Task data
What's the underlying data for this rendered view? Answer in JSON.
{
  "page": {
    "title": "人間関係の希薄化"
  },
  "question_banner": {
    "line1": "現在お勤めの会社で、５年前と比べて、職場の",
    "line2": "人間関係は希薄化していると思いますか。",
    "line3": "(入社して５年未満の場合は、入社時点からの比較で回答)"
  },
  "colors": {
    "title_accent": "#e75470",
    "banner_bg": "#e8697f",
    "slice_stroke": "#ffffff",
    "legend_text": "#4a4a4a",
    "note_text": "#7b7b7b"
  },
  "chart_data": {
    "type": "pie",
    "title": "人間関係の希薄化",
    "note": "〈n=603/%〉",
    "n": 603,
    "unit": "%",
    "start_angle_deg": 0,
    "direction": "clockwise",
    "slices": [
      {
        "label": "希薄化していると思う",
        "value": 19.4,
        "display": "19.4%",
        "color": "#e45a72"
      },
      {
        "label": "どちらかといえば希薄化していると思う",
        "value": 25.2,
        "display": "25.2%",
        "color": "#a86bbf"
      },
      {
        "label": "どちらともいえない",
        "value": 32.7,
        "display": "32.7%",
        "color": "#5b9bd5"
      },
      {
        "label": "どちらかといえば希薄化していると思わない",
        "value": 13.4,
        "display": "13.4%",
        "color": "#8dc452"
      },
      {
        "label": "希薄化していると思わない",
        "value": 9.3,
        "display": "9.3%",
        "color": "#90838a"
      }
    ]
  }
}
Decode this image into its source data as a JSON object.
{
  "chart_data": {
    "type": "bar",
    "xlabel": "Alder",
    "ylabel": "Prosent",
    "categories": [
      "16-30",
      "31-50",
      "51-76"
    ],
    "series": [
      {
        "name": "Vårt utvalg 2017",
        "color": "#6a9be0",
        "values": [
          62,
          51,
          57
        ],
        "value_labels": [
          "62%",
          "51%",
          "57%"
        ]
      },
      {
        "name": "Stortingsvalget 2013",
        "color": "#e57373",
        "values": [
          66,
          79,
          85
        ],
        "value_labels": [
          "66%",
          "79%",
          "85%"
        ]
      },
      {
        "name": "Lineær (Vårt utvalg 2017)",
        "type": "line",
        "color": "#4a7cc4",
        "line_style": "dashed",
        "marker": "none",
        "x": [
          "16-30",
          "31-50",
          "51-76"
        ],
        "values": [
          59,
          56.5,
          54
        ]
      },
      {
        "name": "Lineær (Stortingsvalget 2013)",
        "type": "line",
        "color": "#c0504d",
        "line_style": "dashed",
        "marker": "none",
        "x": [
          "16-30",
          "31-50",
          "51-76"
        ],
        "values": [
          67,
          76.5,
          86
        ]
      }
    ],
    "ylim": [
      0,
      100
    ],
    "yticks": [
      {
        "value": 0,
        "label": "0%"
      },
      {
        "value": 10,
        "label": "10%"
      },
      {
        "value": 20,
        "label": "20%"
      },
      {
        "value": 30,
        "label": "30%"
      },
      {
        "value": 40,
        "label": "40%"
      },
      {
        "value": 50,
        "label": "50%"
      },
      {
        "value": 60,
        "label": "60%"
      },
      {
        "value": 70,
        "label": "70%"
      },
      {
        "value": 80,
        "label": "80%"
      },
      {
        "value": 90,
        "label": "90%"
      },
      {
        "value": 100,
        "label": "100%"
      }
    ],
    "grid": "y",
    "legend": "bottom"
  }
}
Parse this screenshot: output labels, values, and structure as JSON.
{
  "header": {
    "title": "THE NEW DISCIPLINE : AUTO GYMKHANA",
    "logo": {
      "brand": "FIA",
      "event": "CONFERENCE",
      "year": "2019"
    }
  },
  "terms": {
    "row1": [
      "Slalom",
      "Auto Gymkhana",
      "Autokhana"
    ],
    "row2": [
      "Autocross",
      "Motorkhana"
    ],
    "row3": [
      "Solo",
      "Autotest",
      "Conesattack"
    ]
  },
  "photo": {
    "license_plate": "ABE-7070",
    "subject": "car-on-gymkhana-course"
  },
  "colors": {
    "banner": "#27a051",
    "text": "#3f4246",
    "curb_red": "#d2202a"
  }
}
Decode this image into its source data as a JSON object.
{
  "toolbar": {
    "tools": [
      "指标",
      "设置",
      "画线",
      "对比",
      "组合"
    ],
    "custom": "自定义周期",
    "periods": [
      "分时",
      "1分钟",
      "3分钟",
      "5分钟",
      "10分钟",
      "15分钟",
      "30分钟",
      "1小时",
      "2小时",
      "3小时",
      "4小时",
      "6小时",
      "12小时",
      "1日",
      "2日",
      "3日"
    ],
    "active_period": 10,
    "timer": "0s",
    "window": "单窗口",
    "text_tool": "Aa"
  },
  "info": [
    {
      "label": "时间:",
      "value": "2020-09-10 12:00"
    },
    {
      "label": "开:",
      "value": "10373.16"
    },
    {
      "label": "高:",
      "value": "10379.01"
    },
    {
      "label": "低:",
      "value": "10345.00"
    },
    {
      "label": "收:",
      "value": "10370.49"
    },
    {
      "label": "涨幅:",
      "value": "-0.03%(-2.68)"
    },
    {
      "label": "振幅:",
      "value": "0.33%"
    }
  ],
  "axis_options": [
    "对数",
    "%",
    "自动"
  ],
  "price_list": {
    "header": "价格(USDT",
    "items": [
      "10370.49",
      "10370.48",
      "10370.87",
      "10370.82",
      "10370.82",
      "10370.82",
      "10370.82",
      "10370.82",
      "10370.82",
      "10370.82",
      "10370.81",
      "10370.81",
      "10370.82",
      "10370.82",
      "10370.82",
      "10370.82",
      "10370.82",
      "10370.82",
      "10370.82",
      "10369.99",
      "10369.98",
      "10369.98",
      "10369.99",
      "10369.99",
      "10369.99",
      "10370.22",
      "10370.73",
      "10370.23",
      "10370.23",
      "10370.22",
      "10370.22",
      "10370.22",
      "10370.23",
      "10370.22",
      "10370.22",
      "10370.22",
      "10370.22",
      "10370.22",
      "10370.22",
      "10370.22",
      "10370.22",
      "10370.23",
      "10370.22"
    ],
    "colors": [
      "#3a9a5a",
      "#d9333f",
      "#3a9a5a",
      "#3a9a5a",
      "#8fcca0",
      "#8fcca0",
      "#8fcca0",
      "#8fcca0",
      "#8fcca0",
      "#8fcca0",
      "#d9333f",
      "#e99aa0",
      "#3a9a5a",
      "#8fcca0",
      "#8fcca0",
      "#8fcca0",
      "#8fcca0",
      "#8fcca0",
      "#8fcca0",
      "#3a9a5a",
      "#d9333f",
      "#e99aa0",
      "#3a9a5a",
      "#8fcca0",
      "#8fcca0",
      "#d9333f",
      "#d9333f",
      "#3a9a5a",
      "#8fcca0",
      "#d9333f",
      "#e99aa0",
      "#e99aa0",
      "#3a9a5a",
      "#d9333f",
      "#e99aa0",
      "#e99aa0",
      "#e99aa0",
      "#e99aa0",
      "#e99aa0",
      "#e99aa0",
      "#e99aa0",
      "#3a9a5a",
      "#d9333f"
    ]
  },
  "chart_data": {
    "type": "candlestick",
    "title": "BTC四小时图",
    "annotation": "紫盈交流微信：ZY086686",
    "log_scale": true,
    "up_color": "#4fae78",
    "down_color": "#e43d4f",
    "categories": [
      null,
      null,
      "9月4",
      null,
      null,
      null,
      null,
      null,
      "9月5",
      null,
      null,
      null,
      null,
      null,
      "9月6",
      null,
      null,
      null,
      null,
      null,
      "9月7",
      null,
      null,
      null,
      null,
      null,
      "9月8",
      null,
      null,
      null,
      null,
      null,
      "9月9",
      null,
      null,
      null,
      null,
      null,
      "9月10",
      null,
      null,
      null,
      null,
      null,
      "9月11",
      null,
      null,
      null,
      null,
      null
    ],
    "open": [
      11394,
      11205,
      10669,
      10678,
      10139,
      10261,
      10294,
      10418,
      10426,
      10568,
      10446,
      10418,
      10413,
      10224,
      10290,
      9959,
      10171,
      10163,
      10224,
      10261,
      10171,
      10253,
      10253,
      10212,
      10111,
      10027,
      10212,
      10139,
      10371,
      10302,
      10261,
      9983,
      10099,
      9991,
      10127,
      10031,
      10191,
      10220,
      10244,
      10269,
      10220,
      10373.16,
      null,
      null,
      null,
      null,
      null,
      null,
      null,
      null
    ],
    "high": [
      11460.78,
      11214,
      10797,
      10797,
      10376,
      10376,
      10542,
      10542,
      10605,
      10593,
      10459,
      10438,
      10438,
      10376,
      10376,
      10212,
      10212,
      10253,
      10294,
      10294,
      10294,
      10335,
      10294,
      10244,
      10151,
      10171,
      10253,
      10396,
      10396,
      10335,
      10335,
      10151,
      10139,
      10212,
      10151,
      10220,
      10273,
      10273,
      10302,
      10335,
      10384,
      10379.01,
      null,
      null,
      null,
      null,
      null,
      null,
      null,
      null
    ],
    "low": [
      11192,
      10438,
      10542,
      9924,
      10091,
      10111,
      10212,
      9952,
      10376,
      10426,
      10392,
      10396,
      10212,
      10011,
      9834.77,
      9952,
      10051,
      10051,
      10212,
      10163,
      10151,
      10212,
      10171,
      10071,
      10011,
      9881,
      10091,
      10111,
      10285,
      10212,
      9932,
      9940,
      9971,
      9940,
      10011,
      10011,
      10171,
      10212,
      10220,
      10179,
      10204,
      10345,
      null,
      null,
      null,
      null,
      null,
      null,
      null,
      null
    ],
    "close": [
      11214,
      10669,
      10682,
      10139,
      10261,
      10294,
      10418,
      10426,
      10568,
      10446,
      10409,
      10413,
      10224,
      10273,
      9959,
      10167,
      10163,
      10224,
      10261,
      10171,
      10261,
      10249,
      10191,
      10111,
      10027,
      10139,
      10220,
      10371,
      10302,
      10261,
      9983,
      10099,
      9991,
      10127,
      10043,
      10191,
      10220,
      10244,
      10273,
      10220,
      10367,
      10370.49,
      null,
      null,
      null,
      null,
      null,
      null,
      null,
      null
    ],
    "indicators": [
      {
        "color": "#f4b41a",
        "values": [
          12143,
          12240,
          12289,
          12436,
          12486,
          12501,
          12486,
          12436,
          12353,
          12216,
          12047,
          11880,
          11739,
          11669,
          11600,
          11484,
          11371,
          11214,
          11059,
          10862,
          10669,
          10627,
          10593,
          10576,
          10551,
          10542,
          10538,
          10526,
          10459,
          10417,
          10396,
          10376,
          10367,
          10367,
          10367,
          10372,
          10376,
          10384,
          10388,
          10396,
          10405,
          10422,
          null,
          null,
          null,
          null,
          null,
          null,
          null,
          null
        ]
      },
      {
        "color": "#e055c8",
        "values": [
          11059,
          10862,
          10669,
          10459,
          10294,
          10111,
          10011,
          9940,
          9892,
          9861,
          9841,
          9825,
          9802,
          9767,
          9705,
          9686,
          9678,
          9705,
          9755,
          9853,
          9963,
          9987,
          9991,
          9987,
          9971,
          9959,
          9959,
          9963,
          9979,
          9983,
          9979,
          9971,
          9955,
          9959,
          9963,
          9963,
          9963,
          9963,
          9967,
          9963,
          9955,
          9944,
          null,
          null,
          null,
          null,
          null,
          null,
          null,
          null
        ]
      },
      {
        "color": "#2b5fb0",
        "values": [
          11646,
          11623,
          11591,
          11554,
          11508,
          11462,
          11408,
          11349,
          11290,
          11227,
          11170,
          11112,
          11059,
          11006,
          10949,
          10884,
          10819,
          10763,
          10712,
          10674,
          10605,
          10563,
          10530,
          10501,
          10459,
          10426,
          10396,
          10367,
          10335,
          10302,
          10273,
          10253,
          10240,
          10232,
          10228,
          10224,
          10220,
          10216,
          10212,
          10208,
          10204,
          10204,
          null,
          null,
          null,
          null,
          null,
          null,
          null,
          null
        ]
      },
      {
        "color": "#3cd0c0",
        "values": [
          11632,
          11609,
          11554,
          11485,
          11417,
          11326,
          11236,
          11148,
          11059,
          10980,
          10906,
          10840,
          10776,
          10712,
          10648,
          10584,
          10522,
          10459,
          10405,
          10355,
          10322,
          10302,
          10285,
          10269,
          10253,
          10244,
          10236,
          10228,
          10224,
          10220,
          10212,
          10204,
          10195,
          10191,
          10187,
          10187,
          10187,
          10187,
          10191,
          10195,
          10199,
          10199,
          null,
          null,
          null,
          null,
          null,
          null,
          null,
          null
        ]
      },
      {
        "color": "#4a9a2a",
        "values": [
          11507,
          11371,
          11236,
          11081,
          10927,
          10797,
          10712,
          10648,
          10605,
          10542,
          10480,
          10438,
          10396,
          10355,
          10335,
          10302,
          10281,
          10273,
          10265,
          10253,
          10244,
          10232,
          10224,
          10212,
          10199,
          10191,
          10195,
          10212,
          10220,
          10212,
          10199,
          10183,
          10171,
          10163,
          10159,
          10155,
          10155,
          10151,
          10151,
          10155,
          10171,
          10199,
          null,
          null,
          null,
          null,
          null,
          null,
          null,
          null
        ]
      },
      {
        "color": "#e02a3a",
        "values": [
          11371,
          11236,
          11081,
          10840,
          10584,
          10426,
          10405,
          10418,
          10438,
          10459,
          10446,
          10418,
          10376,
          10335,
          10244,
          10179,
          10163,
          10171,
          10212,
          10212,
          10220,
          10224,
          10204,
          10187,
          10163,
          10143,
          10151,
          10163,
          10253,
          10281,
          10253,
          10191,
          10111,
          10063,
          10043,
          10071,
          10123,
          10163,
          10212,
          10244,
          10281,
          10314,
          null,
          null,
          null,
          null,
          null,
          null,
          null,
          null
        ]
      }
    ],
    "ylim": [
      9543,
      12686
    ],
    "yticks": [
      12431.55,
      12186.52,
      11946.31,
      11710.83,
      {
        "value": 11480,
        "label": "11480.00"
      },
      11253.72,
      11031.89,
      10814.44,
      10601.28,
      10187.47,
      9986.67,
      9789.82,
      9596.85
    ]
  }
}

Short problem
Copy out every line of the listing that contains the string "display".

Exercise output
        "display": "19.4%",
        "display": "25.2%",
        "display": "32.7%",
        "display": "13.4%",
        "display": "9.3%",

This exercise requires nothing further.